Go through the material below and copy each line where the word "products" appears.

[Extracted data entries]
+ + + +

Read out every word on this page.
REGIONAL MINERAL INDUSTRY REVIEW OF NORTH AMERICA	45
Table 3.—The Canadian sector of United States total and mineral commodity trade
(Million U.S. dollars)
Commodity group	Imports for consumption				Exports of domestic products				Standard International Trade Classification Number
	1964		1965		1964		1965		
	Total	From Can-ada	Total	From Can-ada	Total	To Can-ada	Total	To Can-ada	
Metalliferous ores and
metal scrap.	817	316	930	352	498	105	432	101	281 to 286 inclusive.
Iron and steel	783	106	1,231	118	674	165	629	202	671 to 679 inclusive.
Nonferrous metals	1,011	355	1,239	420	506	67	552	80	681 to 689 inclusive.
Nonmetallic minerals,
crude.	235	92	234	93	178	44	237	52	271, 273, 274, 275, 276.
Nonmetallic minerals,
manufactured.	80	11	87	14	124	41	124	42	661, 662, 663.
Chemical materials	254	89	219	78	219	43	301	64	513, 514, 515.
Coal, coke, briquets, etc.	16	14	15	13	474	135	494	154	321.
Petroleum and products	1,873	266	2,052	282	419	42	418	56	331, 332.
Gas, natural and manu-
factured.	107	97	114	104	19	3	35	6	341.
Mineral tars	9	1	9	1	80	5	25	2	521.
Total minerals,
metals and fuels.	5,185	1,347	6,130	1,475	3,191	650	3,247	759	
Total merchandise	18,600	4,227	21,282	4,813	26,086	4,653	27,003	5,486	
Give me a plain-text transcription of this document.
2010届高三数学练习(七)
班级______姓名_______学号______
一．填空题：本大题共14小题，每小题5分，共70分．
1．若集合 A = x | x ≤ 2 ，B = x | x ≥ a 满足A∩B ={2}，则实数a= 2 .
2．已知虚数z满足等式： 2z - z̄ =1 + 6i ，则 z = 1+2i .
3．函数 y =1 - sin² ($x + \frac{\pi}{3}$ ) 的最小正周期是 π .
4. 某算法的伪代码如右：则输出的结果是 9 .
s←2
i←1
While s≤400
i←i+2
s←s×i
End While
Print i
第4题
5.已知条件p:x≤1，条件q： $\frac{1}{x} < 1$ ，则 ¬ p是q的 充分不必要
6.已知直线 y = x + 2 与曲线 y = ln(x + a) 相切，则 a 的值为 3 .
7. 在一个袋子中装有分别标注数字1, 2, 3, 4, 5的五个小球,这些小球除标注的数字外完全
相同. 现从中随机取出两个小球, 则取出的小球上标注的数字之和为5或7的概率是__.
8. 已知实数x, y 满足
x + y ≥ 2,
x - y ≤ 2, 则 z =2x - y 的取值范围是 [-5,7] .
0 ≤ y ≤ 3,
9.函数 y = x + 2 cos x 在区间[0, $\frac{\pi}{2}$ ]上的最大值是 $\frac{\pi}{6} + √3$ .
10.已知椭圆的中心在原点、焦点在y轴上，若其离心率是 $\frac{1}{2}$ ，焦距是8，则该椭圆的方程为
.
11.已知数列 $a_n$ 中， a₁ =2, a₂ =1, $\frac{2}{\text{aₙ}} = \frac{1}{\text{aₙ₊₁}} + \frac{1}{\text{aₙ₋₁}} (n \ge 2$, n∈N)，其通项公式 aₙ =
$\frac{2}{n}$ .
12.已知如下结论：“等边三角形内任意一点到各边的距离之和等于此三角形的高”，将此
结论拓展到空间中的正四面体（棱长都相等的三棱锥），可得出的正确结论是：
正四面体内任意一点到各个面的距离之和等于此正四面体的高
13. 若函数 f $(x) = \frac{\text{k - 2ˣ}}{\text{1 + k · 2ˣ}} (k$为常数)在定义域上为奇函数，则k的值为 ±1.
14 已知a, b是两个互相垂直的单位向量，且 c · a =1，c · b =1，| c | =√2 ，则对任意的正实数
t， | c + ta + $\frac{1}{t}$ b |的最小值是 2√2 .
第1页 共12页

+ + + +

| Exercise response |
Commodity group	Imports for consumption				Exports of domestic products				Standard International Trade Classification Number
Petroleum and products	1,873	266	2,052	282	419	42	418	56	331, 332.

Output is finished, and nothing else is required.